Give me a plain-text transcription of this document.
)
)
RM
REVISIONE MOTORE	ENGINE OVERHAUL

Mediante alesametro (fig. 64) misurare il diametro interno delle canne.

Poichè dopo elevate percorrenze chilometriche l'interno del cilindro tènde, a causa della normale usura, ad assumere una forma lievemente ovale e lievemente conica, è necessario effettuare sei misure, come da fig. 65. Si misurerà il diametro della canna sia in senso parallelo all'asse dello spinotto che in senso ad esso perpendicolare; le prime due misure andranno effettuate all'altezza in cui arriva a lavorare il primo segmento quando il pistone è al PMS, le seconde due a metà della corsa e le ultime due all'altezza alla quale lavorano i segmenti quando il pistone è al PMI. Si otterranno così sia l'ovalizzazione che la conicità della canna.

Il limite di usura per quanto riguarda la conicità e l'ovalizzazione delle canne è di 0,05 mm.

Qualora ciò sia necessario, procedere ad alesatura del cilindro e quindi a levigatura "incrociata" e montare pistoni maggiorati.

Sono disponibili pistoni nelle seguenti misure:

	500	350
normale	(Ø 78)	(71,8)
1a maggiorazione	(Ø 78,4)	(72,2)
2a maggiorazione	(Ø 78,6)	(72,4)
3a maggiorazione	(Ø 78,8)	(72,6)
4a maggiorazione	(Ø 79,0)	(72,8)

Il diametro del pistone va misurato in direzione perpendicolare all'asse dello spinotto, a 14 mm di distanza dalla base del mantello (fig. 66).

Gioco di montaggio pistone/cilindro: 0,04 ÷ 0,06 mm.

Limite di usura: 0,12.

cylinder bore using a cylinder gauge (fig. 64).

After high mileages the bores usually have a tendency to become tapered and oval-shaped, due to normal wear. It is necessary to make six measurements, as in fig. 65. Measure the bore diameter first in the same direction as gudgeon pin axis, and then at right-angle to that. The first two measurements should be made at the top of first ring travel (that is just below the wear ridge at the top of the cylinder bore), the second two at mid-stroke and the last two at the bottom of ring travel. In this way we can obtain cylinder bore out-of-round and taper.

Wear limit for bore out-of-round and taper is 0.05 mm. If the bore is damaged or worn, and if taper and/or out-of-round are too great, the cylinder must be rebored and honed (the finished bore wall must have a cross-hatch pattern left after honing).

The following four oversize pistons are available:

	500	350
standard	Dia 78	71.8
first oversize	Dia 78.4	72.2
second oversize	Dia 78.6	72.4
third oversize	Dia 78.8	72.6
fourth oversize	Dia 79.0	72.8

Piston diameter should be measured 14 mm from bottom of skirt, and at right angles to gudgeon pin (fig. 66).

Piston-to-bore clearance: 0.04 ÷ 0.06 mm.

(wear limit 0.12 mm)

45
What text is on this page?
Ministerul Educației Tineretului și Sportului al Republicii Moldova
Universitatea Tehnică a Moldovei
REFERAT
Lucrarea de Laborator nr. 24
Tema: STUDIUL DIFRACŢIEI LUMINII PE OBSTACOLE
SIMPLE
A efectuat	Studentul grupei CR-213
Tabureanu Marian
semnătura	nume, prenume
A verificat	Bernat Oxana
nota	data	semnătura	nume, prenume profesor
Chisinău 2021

**EXERCISE REQUIREMENTS:**
Scan the material above. Copy each line that holds the word "taper".

**FINISHED EXERCISE:**
After high mileages the bores usually have a tendency to become tapered and oval-shaped, due to normal wear. It is necessary to make six measurements, as in fig. 65. Measure the bore diameter first in the same direction as gudgeon pin axis, and then at right-angle to that. The first two measurements should be made at the top of first ring travel (that is just below the wear ridge at the top of the cylinder bore), the second two at mid-stroke and the last two at the bottom of ring travel. In this way we can obtain cylinder bore out-of-round and taper.
Wear limit for bore out-of-round and taper is 0.05 mm. If the bore is damaged or worn, and if taper and/or out-of-round are too great, the cylinder must be rebored and honed (the finished bore wall must have a cross-hatch pattern left after honing).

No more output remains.